Set task: Copy every line of the listing exactly.

Record extracts:
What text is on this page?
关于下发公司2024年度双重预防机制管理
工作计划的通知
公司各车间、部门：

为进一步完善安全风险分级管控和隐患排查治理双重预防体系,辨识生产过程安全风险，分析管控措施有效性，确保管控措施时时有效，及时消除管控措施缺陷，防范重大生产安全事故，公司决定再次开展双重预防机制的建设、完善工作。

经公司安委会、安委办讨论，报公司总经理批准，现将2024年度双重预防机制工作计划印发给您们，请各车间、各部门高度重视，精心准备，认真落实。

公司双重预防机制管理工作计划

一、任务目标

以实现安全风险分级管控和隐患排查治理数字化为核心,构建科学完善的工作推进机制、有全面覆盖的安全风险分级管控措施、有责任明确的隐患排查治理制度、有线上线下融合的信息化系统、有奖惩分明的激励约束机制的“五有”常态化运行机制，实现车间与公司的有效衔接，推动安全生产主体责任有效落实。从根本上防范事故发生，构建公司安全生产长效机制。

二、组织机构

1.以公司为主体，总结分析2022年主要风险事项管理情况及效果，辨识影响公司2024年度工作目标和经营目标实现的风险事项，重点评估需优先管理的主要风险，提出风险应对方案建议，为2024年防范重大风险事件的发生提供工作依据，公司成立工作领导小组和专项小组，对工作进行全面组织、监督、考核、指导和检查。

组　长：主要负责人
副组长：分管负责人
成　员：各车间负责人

Exercise answer:
What text is on this page?
关于下发公司2024年度双重预防机制管理
工作计划的通知
公司各车间、部门：

为进一步完善安全风险分级管控和隐患排查治理双重预防体系,辨识生产过程安全风险，分析管控措施有效性，确保管控措施时时有效，及时消除管控措施缺陷，防范重大生产安全事故，公司决定再次开展双重预防机制的建设、完善工作。

经公司安委会、安委办讨论，报公司总经理批准，现将2024年度双重预防机制工作计划印发给您们，请各车间、各部门高度重视，精心准备，认真落实。

公司双重预防机制管理工作计划

一、任务目标

以实现安全风险分级管控和隐患排查治理数字化为核心,构建科学完善的工作推进机制、有全面覆盖的安全风险分级管控措施、有责任明确的隐患排查治理制度、有线上线下融合的信息化系统、有奖惩分明的激励约束机制的“五有”常态化运行机制，实现车间与公司的有效衔接，推动安全生产主体责任有效落实。从根本上防范事故发生，构建公司安全生产长效机制。

二、组织机构

1.以公司为主体，总结分析2022年主要风险事项管理情况及效果，辨识影响公司2024年度工作目标和经营目标实现的风险事项，重点评估需优先管理的主要风险，提出风险应对方案建议，为2024年防范重大风险事件的发生提供工作依据，公司成立工作领导小组和专项小组，对工作进行全面组织、监督、考核、指导和检查。

组　长：主要负责人
副组长：分管负责人
成　员：各车间负责人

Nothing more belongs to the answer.